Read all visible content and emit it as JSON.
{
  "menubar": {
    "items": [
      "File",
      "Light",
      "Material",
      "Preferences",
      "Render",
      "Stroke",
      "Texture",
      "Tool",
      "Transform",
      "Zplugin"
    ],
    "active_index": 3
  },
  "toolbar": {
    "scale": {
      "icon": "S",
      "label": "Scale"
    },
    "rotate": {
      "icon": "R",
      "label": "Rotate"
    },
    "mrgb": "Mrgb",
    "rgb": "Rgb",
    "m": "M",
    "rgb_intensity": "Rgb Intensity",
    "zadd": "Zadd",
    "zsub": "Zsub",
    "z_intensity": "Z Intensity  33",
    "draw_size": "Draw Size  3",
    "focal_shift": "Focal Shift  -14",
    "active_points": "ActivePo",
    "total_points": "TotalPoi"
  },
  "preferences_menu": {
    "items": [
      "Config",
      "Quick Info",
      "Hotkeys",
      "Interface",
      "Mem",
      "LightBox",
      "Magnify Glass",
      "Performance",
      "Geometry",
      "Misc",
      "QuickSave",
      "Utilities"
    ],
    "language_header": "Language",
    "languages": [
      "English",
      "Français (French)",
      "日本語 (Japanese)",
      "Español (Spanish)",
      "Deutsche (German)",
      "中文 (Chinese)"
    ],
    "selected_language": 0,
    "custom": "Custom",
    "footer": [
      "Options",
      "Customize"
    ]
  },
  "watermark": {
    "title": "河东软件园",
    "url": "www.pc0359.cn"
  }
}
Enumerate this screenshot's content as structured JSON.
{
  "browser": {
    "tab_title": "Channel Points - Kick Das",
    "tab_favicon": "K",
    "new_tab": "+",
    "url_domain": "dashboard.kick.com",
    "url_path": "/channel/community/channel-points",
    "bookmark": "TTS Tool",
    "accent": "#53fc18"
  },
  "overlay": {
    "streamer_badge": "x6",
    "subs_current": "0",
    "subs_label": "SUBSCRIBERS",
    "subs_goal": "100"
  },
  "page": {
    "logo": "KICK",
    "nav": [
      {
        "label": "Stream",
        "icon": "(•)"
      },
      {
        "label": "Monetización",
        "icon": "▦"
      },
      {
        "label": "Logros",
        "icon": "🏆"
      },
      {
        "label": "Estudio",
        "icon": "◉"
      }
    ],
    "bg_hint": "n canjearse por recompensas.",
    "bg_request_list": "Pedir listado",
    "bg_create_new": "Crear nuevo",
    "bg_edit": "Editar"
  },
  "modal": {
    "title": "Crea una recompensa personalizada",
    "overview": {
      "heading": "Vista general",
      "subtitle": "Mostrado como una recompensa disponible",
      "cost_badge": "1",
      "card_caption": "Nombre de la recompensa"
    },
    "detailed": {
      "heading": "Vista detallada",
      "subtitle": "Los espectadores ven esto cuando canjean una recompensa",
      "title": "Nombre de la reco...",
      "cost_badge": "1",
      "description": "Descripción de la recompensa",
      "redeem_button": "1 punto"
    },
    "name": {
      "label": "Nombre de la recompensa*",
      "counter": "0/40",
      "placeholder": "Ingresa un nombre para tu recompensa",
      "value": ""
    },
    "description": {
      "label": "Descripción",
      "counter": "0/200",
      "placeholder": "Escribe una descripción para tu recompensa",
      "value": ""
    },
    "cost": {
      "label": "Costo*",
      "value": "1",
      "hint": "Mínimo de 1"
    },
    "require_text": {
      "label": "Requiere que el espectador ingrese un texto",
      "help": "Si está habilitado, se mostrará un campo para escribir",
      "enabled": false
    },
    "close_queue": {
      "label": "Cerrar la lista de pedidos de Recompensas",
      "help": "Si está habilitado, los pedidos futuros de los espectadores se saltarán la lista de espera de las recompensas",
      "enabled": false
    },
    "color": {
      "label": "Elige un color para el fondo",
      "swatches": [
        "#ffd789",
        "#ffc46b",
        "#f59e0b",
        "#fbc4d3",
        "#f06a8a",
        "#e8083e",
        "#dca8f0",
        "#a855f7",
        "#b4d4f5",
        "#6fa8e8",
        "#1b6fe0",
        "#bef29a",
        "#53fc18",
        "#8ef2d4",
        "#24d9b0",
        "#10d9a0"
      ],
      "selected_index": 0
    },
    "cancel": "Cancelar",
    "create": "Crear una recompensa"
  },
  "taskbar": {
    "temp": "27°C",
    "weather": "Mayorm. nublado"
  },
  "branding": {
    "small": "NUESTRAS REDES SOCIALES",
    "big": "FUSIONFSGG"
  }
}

--------------------------------

> **Stated problem**: Make a verbatim copy of every entry shown above.

> **Output of the task**:
Read all visible content and emit it as JSON.
{
  "menubar": {
    "items": [
      "File",
      "Light",
      "Material",
      "Preferences",
      "Render",
      "Stroke",
      "Texture",
      "Tool",
      "Transform",
      "Zplugin"
    ],
    "active_index": 3
  },
  "toolbar": {
    "scale": {
      "icon": "S",
      "label": "Scale"
    },
    "rotate": {
      "icon": "R",
      "label": "Rotate"
    },
    "mrgb": "Mrgb",
    "rgb": "Rgb",
    "m": "M",
    "rgb_intensity": "Rgb Intensity",
    "zadd": "Zadd",
    "zsub": "Zsub",
    "z_intensity": "Z Intensity  33",
    "draw_size": "Draw Size  3",
    "focal_shift": "Focal Shift  -14",
    "active_points": "ActivePo",
    "total_points": "TotalPoi"
  },
  "preferences_menu": {
    "items": [
      "Config",
      "Quick Info",
      "Hotkeys",
      "Interface",
      "Mem",
      "LightBox",
      "Magnify Glass",
      "Performance",
      "Geometry",
      "Misc",
      "QuickSave",
      "Utilities"
    ],
    "language_header": "Language",
    "languages": [
      "English",
      "Français (French)",
      "日本語 (Japanese)",
      "Español (Spanish)",
      "Deutsche (German)",
      "中文 (Chinese)"
    ],
    "selected_language": 0,
    "custom": "Custom",
    "footer": [
      "Options",
      "Customize"
    ]
  },
  "watermark": {
    "title": "河东软件园",
    "url": "www.pc0359.cn"
  }
}
Enumerate this screenshot's content as structured JSON.
{
  "browser": {
    "tab_title": "Channel Points - Kick Das",
    "tab_favicon": "K",
    "new_tab": "+",
    "url_domain": "dashboard.kick.com",
    "url_path": "/channel/community/channel-points",
    "bookmark": "TTS Tool",
    "accent": "#53fc18"
  },
  "overlay": {
    "streamer_badge": "x6",
    "subs_current": "0",
    "subs_label": "SUBSCRIBERS",
    "subs_goal": "100"
  },
  "page": {
    "logo": "KICK",
    "nav": [
      {
        "label": "Stream",
        "icon": "(•)"
      },
      {
        "label": "Monetización",
        "icon": "▦"
      },
      {
        "label": "Logros",
        "icon": "🏆"
      },
      {
        "label": "Estudio",
        "icon": "◉"
      }
    ],
    "bg_hint": "n canjearse por recompensas.",
    "bg_request_list": "Pedir listado",
    "bg_create_new": "Crear nuevo",
    "bg_edit": "Editar"
  },
  "modal": {
    "title": "Crea una recompensa personalizada",
    "overview": {
      "heading": "Vista general",
      "subtitle": "Mostrado como una recompensa disponible",
      "cost_badge": "1",
      "card_caption": "Nombre de la recompensa"
    },
    "detailed": {
      "heading": "Vista detallada",
      "subtitle": "Los espectadores ven esto cuando canjean una recompensa",
      "title": "Nombre de la reco...",
      "cost_badge": "1",
      "description": "Descripción de la recompensa",
      "redeem_button": "1 punto"
    },
    "name": {
      "label": "Nombre de la recompensa*",
      "counter": "0/40",
      "placeholder": "Ingresa un nombre para tu recompensa",
      "value": ""
    },
    "description": {
      "label": "Descripción",
      "counter": "0/200",
      "placeholder": "Escribe una descripción para tu recompensa",
      "value": ""
    },
    "cost": {
      "label": "Costo*",
      "value": "1",
      "hint": "Mínimo de 1"
    },
    "require_text": {
      "label": "Requiere que el espectador ingrese un texto",
      "help": "Si está habilitado, se mostrará un campo para escribir",
      "enabled": false
    },
    "close_queue": {
      "label": "Cerrar la lista de pedidos de Recompensas",
      "help": "Si está habilitado, los pedidos futuros de los espectadores se saltarán la lista de espera de las recompensas",
      "enabled": false
    },
    "color": {
      "label": "Elige un color para el fondo",
      "swatches": [
        "#ffd789",
        "#ffc46b",
        "#f59e0b",
        "#fbc4d3",
        "#f06a8a",
        "#e8083e",
        "#dca8f0",
        "#a855f7",
        "#b4d4f5",
        "#6fa8e8",
        "#1b6fe0",
        "#bef29a",
        "#53fc18",
        "#8ef2d4",
        "#24d9b0",
        "#10d9a0"
      ],
      "selected_index": 0
    },
    "cancel": "Cancelar",
    "create": "Crear una recompensa"
  },
  "taskbar": {
    "temp": "27°C",
    "weather": "Mayorm. nublado"
  },
  "branding": {
    "small": "NUESTRAS REDES SOCIALES",
    "big": "FUSIONFSGG"
  }
}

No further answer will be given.